Only a number is expected: how many lines in the data below contain the word "this".
━━━━━ Record excerpts ━━━━━
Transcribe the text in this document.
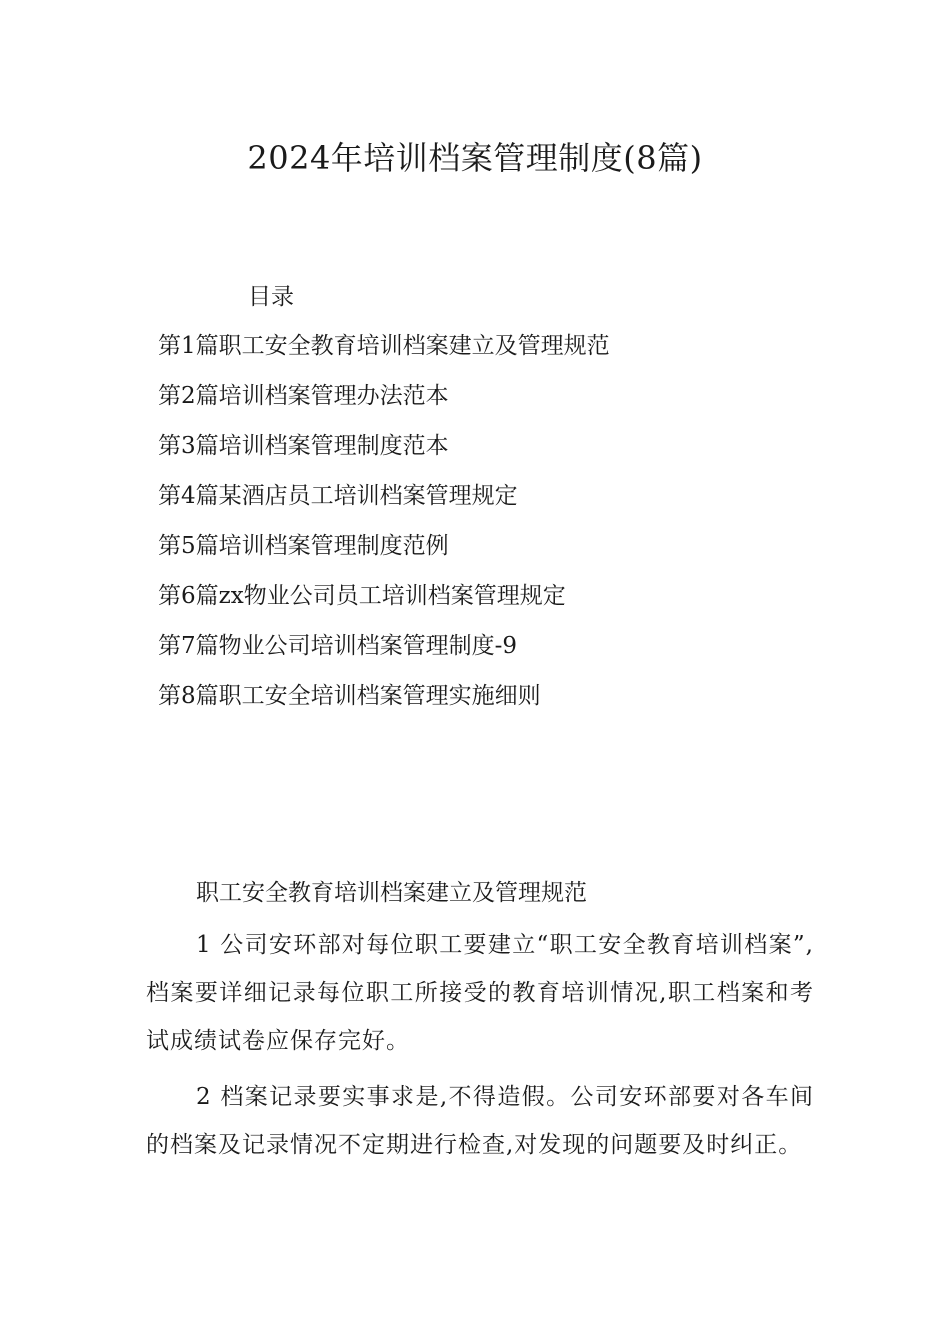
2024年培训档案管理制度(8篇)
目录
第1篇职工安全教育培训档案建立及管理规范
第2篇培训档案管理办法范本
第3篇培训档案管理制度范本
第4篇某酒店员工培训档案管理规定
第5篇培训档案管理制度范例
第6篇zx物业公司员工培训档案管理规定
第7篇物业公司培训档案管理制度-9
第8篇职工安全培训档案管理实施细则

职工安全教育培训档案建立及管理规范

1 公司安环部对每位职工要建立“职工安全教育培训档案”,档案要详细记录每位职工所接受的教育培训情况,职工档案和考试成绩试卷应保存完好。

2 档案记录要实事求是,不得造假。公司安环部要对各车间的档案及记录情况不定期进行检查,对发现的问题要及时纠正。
━━━━━
━━━━━ Record excerpts ━━━━━
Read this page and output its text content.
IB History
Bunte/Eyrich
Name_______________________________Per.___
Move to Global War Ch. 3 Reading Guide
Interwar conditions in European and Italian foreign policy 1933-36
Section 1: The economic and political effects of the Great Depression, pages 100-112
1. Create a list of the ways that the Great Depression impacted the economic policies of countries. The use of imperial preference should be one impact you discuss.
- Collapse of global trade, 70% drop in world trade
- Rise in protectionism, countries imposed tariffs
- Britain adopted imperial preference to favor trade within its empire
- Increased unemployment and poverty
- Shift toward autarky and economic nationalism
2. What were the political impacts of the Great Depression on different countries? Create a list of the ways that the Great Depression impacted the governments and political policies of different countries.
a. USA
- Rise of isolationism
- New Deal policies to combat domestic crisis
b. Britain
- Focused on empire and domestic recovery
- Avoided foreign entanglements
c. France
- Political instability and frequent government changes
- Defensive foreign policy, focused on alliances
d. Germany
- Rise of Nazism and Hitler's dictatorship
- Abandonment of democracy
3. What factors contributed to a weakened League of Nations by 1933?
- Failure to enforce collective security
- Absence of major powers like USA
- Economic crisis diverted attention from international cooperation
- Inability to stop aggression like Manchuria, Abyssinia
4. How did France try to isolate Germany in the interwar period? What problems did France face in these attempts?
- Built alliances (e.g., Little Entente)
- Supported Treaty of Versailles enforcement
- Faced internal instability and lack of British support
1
━━━━━
▶ [Response] 2